- Data entries
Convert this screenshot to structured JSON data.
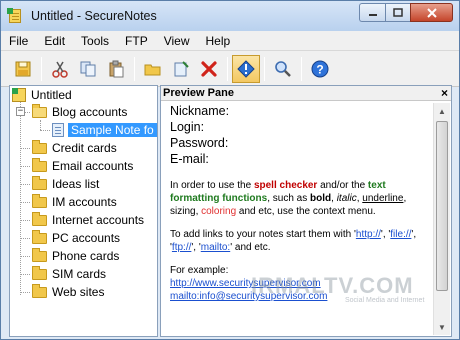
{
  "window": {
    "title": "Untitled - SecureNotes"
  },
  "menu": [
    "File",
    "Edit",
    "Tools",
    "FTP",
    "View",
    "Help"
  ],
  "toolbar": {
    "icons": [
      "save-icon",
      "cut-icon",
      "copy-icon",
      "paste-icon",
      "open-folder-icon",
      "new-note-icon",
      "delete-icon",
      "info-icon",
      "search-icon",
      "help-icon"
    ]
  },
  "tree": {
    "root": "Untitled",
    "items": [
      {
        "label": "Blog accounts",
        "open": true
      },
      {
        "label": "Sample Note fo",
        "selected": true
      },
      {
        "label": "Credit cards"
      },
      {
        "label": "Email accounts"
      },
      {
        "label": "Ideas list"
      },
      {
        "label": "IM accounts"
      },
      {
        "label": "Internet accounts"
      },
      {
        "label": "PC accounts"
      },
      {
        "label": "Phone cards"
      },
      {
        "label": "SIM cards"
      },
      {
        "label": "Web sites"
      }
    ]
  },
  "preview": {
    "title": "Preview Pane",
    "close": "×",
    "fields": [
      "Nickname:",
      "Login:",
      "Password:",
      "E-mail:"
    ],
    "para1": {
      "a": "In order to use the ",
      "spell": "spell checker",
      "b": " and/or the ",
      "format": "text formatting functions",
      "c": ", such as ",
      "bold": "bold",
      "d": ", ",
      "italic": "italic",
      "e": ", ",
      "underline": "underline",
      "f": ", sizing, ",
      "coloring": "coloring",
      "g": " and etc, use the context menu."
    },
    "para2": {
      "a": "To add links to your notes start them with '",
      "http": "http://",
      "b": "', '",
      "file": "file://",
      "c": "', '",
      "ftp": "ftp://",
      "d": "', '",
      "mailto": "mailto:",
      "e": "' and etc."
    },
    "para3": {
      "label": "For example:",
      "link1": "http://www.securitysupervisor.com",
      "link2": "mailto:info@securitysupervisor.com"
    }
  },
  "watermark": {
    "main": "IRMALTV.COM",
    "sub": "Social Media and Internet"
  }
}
==
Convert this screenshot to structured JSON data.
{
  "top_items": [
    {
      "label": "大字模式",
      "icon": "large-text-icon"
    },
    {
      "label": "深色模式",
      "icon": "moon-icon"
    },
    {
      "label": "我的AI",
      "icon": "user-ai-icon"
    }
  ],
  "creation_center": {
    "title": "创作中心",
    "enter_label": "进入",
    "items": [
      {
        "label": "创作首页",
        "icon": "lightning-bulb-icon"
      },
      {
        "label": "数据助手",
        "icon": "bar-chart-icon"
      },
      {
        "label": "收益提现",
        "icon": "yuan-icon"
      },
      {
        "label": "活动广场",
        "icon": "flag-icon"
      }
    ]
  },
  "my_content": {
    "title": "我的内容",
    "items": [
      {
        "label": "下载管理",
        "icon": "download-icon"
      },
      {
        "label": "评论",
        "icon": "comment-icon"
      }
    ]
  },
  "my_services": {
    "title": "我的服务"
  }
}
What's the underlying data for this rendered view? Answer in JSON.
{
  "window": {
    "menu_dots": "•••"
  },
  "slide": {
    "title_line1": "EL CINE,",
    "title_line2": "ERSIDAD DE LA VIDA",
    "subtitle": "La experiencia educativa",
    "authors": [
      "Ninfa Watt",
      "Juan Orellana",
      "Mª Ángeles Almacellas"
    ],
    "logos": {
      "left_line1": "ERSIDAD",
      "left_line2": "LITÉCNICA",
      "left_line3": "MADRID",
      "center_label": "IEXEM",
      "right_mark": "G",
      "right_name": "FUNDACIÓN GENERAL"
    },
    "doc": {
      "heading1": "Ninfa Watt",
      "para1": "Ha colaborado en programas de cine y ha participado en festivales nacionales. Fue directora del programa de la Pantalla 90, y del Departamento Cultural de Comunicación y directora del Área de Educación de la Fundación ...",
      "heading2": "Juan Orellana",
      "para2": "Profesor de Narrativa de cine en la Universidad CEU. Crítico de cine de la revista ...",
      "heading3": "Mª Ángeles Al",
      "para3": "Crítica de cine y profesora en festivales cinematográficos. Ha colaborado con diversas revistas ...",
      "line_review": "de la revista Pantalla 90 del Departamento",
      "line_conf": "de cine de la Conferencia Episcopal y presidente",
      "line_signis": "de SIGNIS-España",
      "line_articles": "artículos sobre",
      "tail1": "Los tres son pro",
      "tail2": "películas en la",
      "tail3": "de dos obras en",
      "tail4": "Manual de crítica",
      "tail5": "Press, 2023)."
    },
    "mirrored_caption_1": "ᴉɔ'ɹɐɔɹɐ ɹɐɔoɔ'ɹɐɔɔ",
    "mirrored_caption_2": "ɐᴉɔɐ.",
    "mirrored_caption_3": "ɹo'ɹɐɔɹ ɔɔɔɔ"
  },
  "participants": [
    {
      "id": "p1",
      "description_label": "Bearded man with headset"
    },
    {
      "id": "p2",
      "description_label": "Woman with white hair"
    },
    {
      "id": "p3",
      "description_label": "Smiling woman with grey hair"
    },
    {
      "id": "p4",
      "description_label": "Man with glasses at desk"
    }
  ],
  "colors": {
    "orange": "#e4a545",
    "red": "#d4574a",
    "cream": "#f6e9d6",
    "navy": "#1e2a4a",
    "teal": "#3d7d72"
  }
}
* * *
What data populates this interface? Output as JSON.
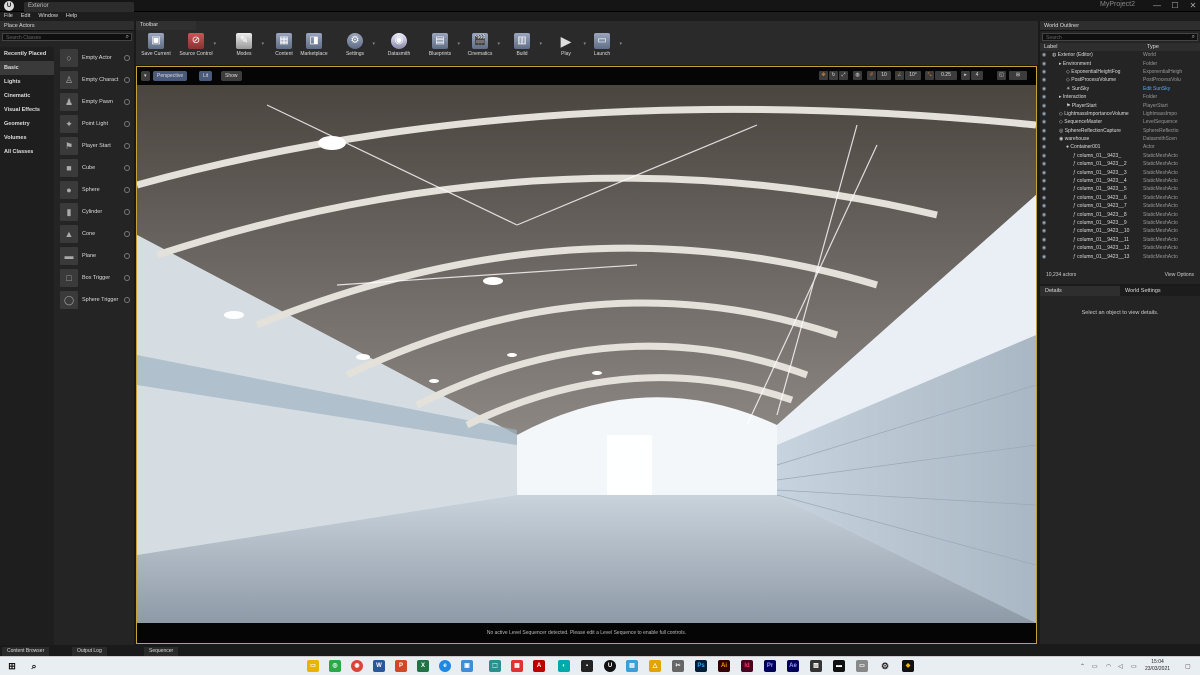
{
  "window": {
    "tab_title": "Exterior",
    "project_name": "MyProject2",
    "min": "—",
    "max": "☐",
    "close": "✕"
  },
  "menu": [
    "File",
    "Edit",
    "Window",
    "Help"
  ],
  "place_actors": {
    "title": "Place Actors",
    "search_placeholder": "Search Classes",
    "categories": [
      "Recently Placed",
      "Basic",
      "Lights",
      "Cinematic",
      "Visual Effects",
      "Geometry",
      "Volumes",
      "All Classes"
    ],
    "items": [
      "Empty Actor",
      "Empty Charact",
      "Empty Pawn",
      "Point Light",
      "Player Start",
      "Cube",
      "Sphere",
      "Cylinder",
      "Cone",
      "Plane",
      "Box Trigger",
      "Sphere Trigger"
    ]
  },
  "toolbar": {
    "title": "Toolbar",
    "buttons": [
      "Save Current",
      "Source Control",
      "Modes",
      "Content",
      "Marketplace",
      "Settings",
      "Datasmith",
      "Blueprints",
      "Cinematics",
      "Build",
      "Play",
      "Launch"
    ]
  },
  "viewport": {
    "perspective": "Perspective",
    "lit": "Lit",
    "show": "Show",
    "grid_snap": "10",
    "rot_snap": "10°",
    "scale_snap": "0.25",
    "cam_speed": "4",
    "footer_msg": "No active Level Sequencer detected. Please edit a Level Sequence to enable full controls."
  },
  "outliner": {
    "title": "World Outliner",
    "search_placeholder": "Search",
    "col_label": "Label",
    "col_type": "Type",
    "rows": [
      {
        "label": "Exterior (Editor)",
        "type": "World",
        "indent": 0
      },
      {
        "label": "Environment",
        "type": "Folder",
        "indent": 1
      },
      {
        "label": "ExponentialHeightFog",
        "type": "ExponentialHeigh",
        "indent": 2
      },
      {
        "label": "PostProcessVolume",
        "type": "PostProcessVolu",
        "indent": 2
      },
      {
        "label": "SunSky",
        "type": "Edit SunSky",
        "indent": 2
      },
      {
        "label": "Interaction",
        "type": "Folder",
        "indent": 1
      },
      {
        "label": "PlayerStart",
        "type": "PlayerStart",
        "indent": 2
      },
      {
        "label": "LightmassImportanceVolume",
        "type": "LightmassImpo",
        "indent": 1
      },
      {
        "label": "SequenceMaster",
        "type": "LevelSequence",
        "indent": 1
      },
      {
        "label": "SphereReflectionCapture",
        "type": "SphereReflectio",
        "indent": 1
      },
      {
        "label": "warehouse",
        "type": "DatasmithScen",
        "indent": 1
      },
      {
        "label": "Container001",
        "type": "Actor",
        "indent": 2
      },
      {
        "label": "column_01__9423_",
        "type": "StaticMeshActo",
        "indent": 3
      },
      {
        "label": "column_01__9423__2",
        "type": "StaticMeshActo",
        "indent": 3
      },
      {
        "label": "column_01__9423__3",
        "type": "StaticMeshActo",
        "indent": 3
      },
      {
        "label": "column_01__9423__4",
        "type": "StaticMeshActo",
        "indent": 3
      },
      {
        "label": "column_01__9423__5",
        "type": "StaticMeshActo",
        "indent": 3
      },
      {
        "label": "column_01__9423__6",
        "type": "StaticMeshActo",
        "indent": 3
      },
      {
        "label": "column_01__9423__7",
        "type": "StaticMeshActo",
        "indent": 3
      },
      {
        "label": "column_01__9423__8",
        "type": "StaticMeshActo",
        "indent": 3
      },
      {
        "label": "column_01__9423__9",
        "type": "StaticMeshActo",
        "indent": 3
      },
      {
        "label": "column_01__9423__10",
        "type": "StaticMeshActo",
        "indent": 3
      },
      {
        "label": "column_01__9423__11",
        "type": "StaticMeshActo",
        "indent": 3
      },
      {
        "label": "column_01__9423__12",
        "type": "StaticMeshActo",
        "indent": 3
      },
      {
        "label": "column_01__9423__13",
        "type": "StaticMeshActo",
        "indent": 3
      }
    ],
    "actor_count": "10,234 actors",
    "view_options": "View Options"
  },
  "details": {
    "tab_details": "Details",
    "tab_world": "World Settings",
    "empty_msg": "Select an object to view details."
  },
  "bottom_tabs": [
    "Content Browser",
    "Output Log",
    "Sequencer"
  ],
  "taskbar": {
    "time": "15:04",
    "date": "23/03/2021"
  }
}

- Problem to solve
Read the data above. Pull out each line in which the string "colaborado" appears.

- Response
      "para1": "Ha colaborado en programas de cine y ha participado en festivales nacionales. Fue directora del programa de la Pantalla 90, y del Departamento Cultural de Comunicación y directora del Área de Educación de la Fundación ...",
      "para3": "Crítica de cine y profesora en festivales cinematográficos. Ha colaborado con diversas revistas ...",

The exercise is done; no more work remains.